SOURCE DATA:

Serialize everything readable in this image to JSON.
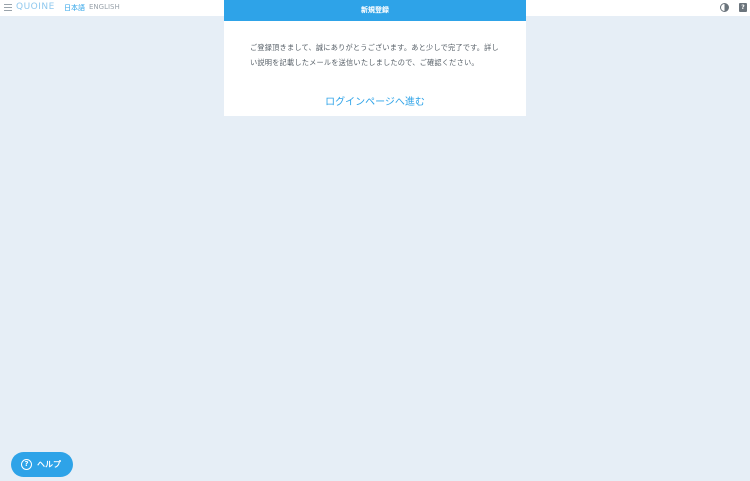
{
  "topbar": {
    "logo": "QUOINE",
    "lang_ja": "日本語",
    "lang_en": "ENGLISH",
    "menu_icon": "hamburger-menu-icon",
    "theme_icon": "half-circle-contrast-icon",
    "help_icon": "question-square-icon",
    "help_icon_glyph": "?"
  },
  "dialog": {
    "title": "新規登録",
    "message": "ご登録頂きまして、誠にありがとうございます。あと少しで完了です。詳しい説明を記載したメールを送信いたしましたので、ご確認ください。",
    "link_label": "ログインページへ進む"
  },
  "help_button": {
    "label": "ヘルプ",
    "icon_glyph": "?"
  },
  "colors": {
    "accent": "#2ea3e8",
    "background": "#e6eef6",
    "text": "#555e66"
  }
}
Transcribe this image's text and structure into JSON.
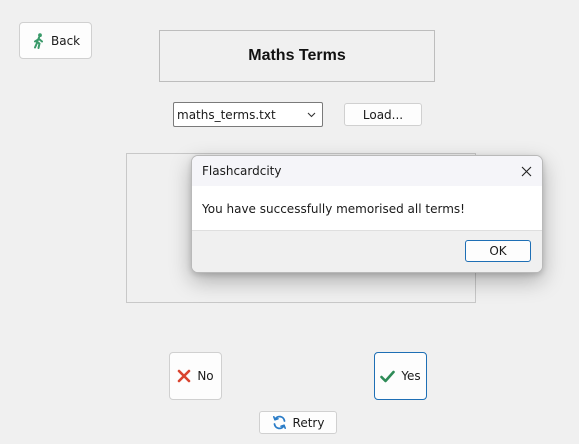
{
  "header": {
    "back_label": "Back",
    "title": "Maths Terms"
  },
  "file": {
    "selected": "maths_terms.txt",
    "load_label": "Load..."
  },
  "answer": {
    "no_label": "No",
    "yes_label": "Yes",
    "retry_label": "Retry"
  },
  "dialog": {
    "title": "Flashcardcity",
    "message": "You have successfully memorised all terms!",
    "ok_label": "OK"
  },
  "icons": {
    "back": "walking-person-icon",
    "dropdown": "chevron-down-icon",
    "no": "red-x-icon",
    "yes": "green-check-icon",
    "retry": "refresh-icon",
    "close": "close-icon"
  },
  "colors": {
    "background": "#f0f0f0",
    "accent_border": "#1e6fb5",
    "no_icon": "#d9442f",
    "yes_icon": "#2e8b57",
    "back_icon": "#3a9a6a",
    "retry_icon": "#2a7cc7"
  }
}
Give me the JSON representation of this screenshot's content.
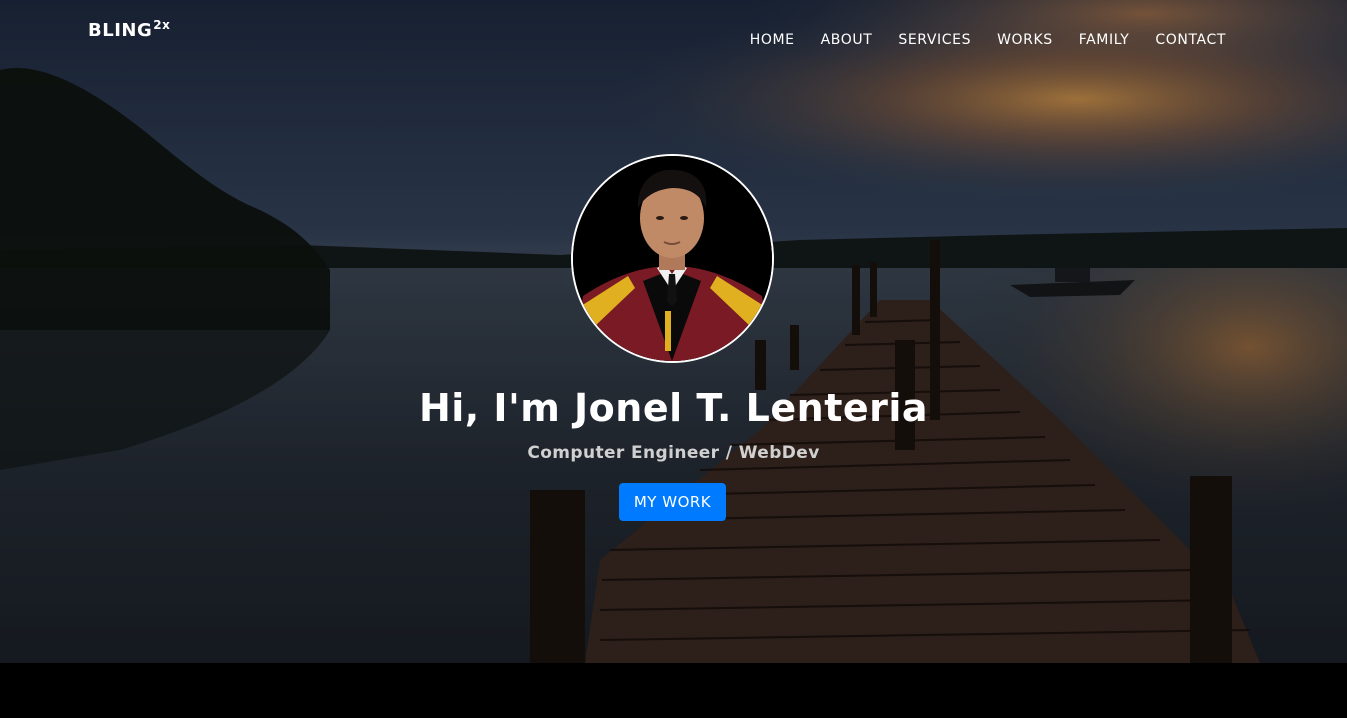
{
  "brand": {
    "name": "BLING",
    "superscript": "2x"
  },
  "nav": {
    "items": [
      {
        "label": "HOME"
      },
      {
        "label": "ABOUT"
      },
      {
        "label": "SERVICES"
      },
      {
        "label": "WORKS"
      },
      {
        "label": "FAMILY"
      },
      {
        "label": "CONTACT"
      }
    ]
  },
  "hero": {
    "headline": "Hi, I'm Jonel T. Lenteria",
    "subtitle": "Computer Engineer / WebDev",
    "cta_label": "MY WORK",
    "background_image": "sunset-lake-wooden-pier",
    "avatar_image": "graduation-portrait"
  },
  "colors": {
    "cta": "#007bff",
    "text": "#ffffff",
    "subtitle": "#d0d0d0",
    "footer": "#000000"
  }
}
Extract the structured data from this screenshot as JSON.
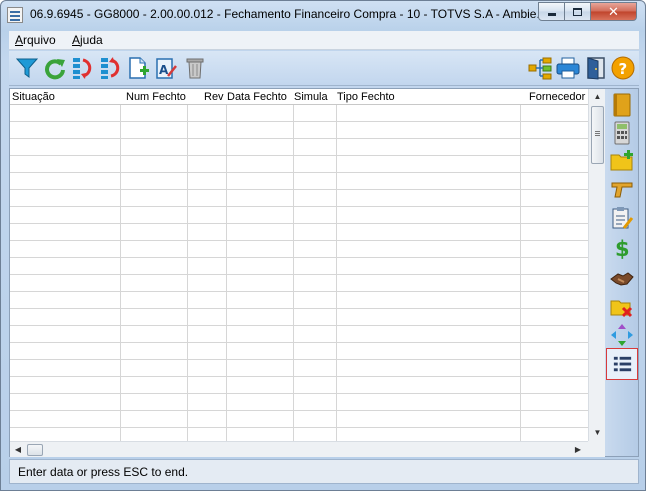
{
  "window": {
    "title": "06.9.6945 - GG8000 - 2.00.00.012 - Fechamento Financeiro Compra - 10 - TOTVS S.A - Ambie..."
  },
  "menu": {
    "arquivo_first": "A",
    "arquivo_rest": "rquivo",
    "ajuda_first": "A",
    "ajuda_rest": "juda"
  },
  "toolbar": {
    "left_icons": [
      "filter-icon",
      "refresh-icon",
      "sort-ascending-icon",
      "sort-descending-icon",
      "new-document-icon",
      "edit-text-icon",
      "trash-icon"
    ],
    "right_icons": [
      "hierarchy-icon",
      "print-icon",
      "exit-door-icon",
      "help-icon"
    ]
  },
  "grid": {
    "columns": [
      "Situação",
      "Num Fechto",
      "Rev",
      "Data Fechto",
      "Simula",
      "Tipo Fechto",
      "Fornecedor"
    ],
    "rows": []
  },
  "sidepanel": {
    "icons": [
      "notebook-icon",
      "calculator-icon",
      "add-folder-icon",
      "pistol-icon",
      "clipboard-edit-icon",
      "dollar-icon",
      "handshake-icon",
      "folder-delete-icon",
      "arrows-merge-icon",
      "list-icon"
    ],
    "selected": "list-icon"
  },
  "status": {
    "message": "Enter data or press ESC to end."
  },
  "colors": {
    "accent": "#3b6ea5",
    "close_button": "#c0432b",
    "selected_border": "#d83a3a"
  }
}
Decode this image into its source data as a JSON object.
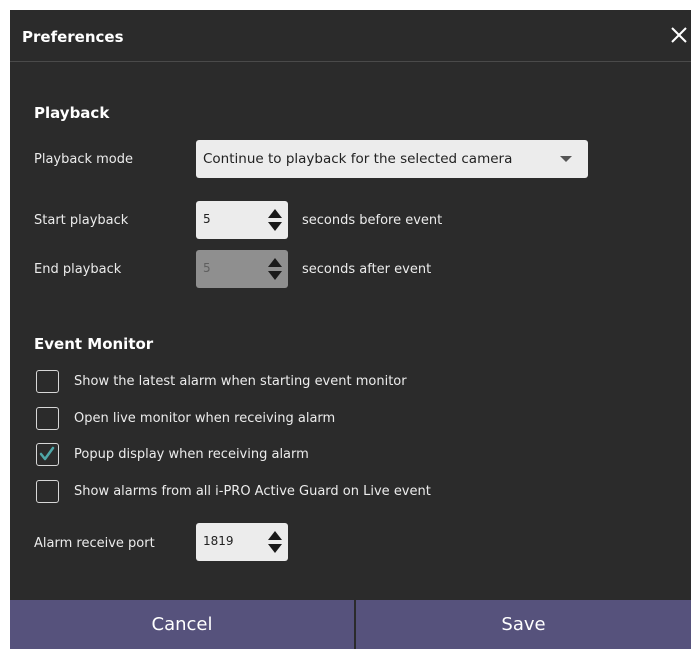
{
  "dialog": {
    "title": "Preferences"
  },
  "playback": {
    "heading": "Playback",
    "mode_label": "Playback mode",
    "mode_value": "Continue to playback for the selected camera",
    "start_label": "Start playback",
    "start_value": "5",
    "start_suffix": "seconds before event",
    "end_label": "End playback",
    "end_value": "5",
    "end_suffix": "seconds after event"
  },
  "event_monitor": {
    "heading": "Event Monitor",
    "options": [
      {
        "label": "Show the latest alarm when starting event monitor",
        "checked": false
      },
      {
        "label": "Open live monitor when receiving alarm",
        "checked": false
      },
      {
        "label": "Popup display when receiving alarm",
        "checked": true
      },
      {
        "label": "Show alarms from all i-PRO Active Guard on Live event",
        "checked": false
      }
    ],
    "port_label": "Alarm receive port",
    "port_value": "1819"
  },
  "buttons": {
    "cancel": "Cancel",
    "save": "Save"
  },
  "colors": {
    "background": "#2b2b2b",
    "button": "#56527c",
    "check_accent": "#4fa7a8"
  }
}
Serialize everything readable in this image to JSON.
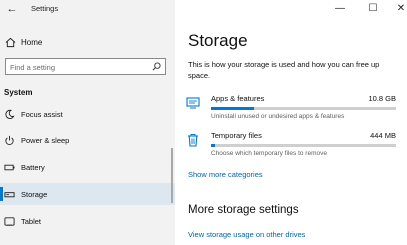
{
  "window": {
    "title": "Settings",
    "back_glyph": "←",
    "minimize_glyph": "—",
    "maximize_glyph": "☐",
    "close_glyph": "✕"
  },
  "sidebar": {
    "home": {
      "label": "Home",
      "icon": "home-icon"
    },
    "search": {
      "placeholder": "Find a setting",
      "icon": "search-icon"
    },
    "section_title": "System",
    "items": [
      {
        "label": "Focus assist",
        "icon": "focus-assist-icon"
      },
      {
        "label": "Power & sleep",
        "icon": "power-icon"
      },
      {
        "label": "Battery",
        "icon": "battery-icon"
      },
      {
        "label": "Storage",
        "icon": "storage-icon",
        "selected": true
      },
      {
        "label": "Tablet",
        "icon": "tablet-icon"
      }
    ]
  },
  "main": {
    "title": "Storage",
    "description": "This is how your storage is used and how you can free up space.",
    "categories": [
      {
        "name": "Apps & features",
        "size": "10.8 GB",
        "sub": "Uninstall unused or undesired apps & features",
        "icon": "apps-icon",
        "fill_fraction": 0.23
      },
      {
        "name": "Temporary files",
        "size": "444 MB",
        "sub": "Choose which temporary files to remove",
        "icon": "trash-icon",
        "fill_fraction": 0.02
      }
    ],
    "show_more": "Show more categories",
    "more_title": "More storage settings",
    "more_link": "View storage usage on other drives"
  },
  "colors": {
    "accent": "#0078d7",
    "link": "#0063b1",
    "sidebar_bg": "#f2f2f2",
    "bar_track": "#cfcfcf"
  }
}
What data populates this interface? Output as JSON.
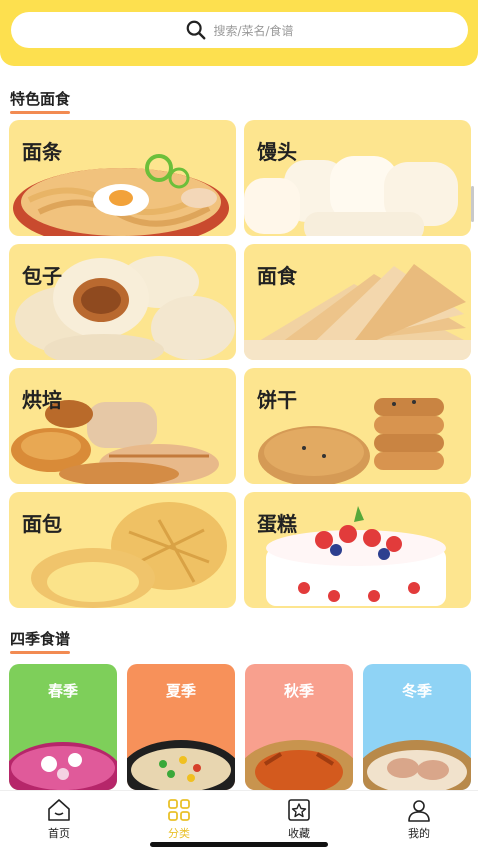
{
  "search": {
    "placeholder": "搜索/菜名/食谱",
    "icon": "search-icon"
  },
  "sections": {
    "featured": "特色面食",
    "seasons": "四季食谱"
  },
  "categories": [
    {
      "label": "面条"
    },
    {
      "label": "馒头"
    },
    {
      "label": "包子"
    },
    {
      "label": "面食"
    },
    {
      "label": "烘培"
    },
    {
      "label": "饼干"
    },
    {
      "label": "面包"
    },
    {
      "label": "蛋糕"
    }
  ],
  "season_cards": [
    {
      "label": "春季",
      "color": "#7ecf5a"
    },
    {
      "label": "夏季",
      "color": "#f7915a"
    },
    {
      "label": "秋季",
      "color": "#f8a08e"
    },
    {
      "label": "冬季",
      "color": "#8fd3f5"
    }
  ],
  "tabbar": {
    "items": [
      {
        "label": "首页",
        "icon": "home-icon"
      },
      {
        "label": "分类",
        "icon": "grid-icon",
        "active": true
      },
      {
        "label": "收藏",
        "icon": "star-box-icon"
      },
      {
        "label": "我的",
        "icon": "user-icon"
      }
    ]
  },
  "colors": {
    "accent": "#fde04f",
    "card_bg": "#fde58f",
    "active_tab": "#e9c12a",
    "underline": "#f28b52"
  }
}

EXERCISE: Leaving out the pictures, repeat the data above exactly.

FINAL RESULT:
Serialize everything readable in this image to JSON.
{
  "topbar": {
    "logo": "QUOINE",
    "lang_ja": "日本語",
    "lang_en": "ENGLISH",
    "menu_icon": "hamburger-menu-icon",
    "theme_icon": "half-circle-contrast-icon",
    "help_icon": "question-square-icon",
    "help_icon_glyph": "?"
  },
  "dialog": {
    "title": "新規登録",
    "message": "ご登録頂きまして、誠にありがとうございます。あと少しで完了です。詳しい説明を記載したメールを送信いたしましたので、ご確認ください。",
    "link_label": "ログインページへ進む"
  },
  "help_button": {
    "label": "ヘルプ",
    "icon_glyph": "?"
  },
  "colors": {
    "accent": "#2ea3e8",
    "background": "#e6eef6",
    "text": "#555e66"
  }
}
Transcribe this image's text and structure into JSON.
{
  "header": {
    "back_label": "Back",
    "title": "Maths Terms"
  },
  "file": {
    "selected": "maths_terms.txt",
    "load_label": "Load..."
  },
  "answer": {
    "no_label": "No",
    "yes_label": "Yes",
    "retry_label": "Retry"
  },
  "dialog": {
    "title": "Flashcardcity",
    "message": "You have successfully memorised all terms!",
    "ok_label": "OK"
  },
  "icons": {
    "back": "walking-person-icon",
    "dropdown": "chevron-down-icon",
    "no": "red-x-icon",
    "yes": "green-check-icon",
    "retry": "refresh-icon",
    "close": "close-icon"
  },
  "colors": {
    "background": "#f0f0f0",
    "accent_border": "#1e6fb5",
    "no_icon": "#d9442f",
    "yes_icon": "#2e8b57",
    "back_icon": "#3a9a6a",
    "retry_icon": "#2a7cc7"
  }
}
Give me the JSON representation of this screenshot's content.
{
  "brand": {
    "name": "BLING",
    "superscript": "2x"
  },
  "nav": {
    "items": [
      {
        "label": "HOME"
      },
      {
        "label": "ABOUT"
      },
      {
        "label": "SERVICES"
      },
      {
        "label": "WORKS"
      },
      {
        "label": "FAMILY"
      },
      {
        "label": "CONTACT"
      }
    ]
  },
  "hero": {
    "headline": "Hi, I'm Jonel T. Lenteria",
    "subtitle": "Computer Engineer / WebDev",
    "cta_label": "MY WORK",
    "background_image": "sunset-lake-wooden-pier",
    "avatar_image": "graduation-portrait"
  },
  "colors": {
    "cta": "#007bff",
    "text": "#ffffff",
    "subtitle": "#d0d0d0",
    "footer": "#000000"
  }
}
Extract the structured data from this screenshot as JSON.
{
  "window": {
    "title": "06.9.6945 - GG8000 - 2.00.00.012 - Fechamento Financeiro Compra - 10 - TOTVS S.A - Ambie..."
  },
  "menu": {
    "arquivo_first": "A",
    "arquivo_rest": "rquivo",
    "ajuda_first": "A",
    "ajuda_rest": "juda"
  },
  "toolbar": {
    "left_icons": [
      "filter-icon",
      "refresh-icon",
      "sort-ascending-icon",
      "sort-descending-icon",
      "new-document-icon",
      "edit-text-icon",
      "trash-icon"
    ],
    "right_icons": [
      "hierarchy-icon",
      "print-icon",
      "exit-door-icon",
      "help-icon"
    ]
  },
  "grid": {
    "columns": [
      "Situação",
      "Num Fechto",
      "Rev",
      "Data Fechto",
      "Simula",
      "Tipo Fechto",
      "Fornecedor"
    ],
    "rows": []
  },
  "sidepanel": {
    "icons": [
      "notebook-icon",
      "calculator-icon",
      "add-folder-icon",
      "pistol-icon",
      "clipboard-edit-icon",
      "dollar-icon",
      "handshake-icon",
      "folder-delete-icon",
      "arrows-merge-icon",
      "list-icon"
    ],
    "selected": "list-icon"
  },
  "status": {
    "message": "Enter data or press ESC to end."
  },
  "colors": {
    "accent": "#3b6ea5",
    "close_button": "#c0432b",
    "selected_border": "#d83a3a"
  }
}
Decode this image into its source data as a JSON object.
{
  "dialog": {
    "title": "Preferences"
  },
  "playback": {
    "heading": "Playback",
    "mode_label": "Playback mode",
    "mode_value": "Continue to playback for the selected camera",
    "start_label": "Start playback",
    "start_value": "5",
    "start_suffix": "seconds before event",
    "end_label": "End playback",
    "end_value": "5",
    "end_suffix": "seconds after event"
  },
  "event_monitor": {
    "heading": "Event Monitor",
    "options": [
      {
        "label": "Show the latest alarm when starting event monitor",
        "checked": false
      },
      {
        "label": "Open live monitor when receiving alarm",
        "checked": false
      },
      {
        "label": "Popup display when receiving alarm",
        "checked": true
      },
      {
        "label": "Show alarms from all i-PRO Active Guard on Live event",
        "checked": false
      }
    ],
    "port_label": "Alarm receive port",
    "port_value": "1819"
  },
  "buttons": {
    "cancel": "Cancel",
    "save": "Save"
  },
  "colors": {
    "background": "#2b2b2b",
    "button": "#56527c",
    "check_accent": "#4fa7a8"
  }
}
Serialize everything readable in this image to JSON.
{
  "window": {
    "title": "Settings",
    "back_glyph": "←",
    "minimize_glyph": "—",
    "maximize_glyph": "☐",
    "close_glyph": "✕"
  },
  "sidebar": {
    "home": {
      "label": "Home",
      "icon": "home-icon"
    },
    "search": {
      "placeholder": "Find a setting",
      "icon": "search-icon"
    },
    "section_title": "System",
    "items": [
      {
        "label": "Focus assist",
        "icon": "focus-assist-icon"
      },
      {
        "label": "Power & sleep",
        "icon": "power-icon"
      },
      {
        "label": "Battery",
        "icon": "battery-icon"
      },
      {
        "label": "Storage",
        "icon": "storage-icon",
        "selected": true
      },
      {
        "label": "Tablet",
        "icon": "tablet-icon"
      }
    ]
  },
  "main": {
    "title": "Storage",
    "description": "This is how your storage is used and how you can free up space.",
    "categories": [
      {
        "name": "Apps & features",
        "size": "10.8 GB",
        "sub": "Uninstall unused or undesired apps & features",
        "icon": "apps-icon",
        "fill_fraction": 0.23
      },
      {
        "name": "Temporary files",
        "size": "444 MB",
        "sub": "Choose which temporary files to remove",
        "icon": "trash-icon",
        "fill_fraction": 0.02
      }
    ],
    "show_more": "Show more categories",
    "more_title": "More storage settings",
    "more_link": "View storage usage on other drives"
  },
  "colors": {
    "accent": "#0078d7",
    "link": "#0063b1",
    "sidebar_bg": "#f2f2f2",
    "bar_track": "#cfcfcf"
  }
}
What data populates this interface? Output as JSON.
{
  "search": {
    "placeholder": "搜索/菜名/食谱",
    "icon": "search-icon"
  },
  "sections": {
    "featured": "特色面食",
    "seasons": "四季食谱"
  },
  "categories": [
    {
      "label": "面条"
    },
    {
      "label": "馒头"
    },
    {
      "label": "包子"
    },
    {
      "label": "面食"
    },
    {
      "label": "烘培"
    },
    {
      "label": "饼干"
    },
    {
      "label": "面包"
    },
    {
      "label": "蛋糕"
    }
  ],
  "season_cards": [
    {
      "label": "春季",
      "color": "#7ecf5a"
    },
    {
      "label": "夏季",
      "color": "#f7915a"
    },
    {
      "label": "秋季",
      "color": "#f8a08e"
    },
    {
      "label": "冬季",
      "color": "#8fd3f5"
    }
  ],
  "tabbar": {
    "items": [
      {
        "label": "首页",
        "icon": "home-icon"
      },
      {
        "label": "分类",
        "icon": "grid-icon",
        "active": true
      },
      {
        "label": "收藏",
        "icon": "star-box-icon"
      },
      {
        "label": "我的",
        "icon": "user-icon"
      }
    ]
  },
  "colors": {
    "accent": "#fde04f",
    "card_bg": "#fde58f",
    "active_tab": "#e9c12a",
    "underline": "#f28b52"
  }
}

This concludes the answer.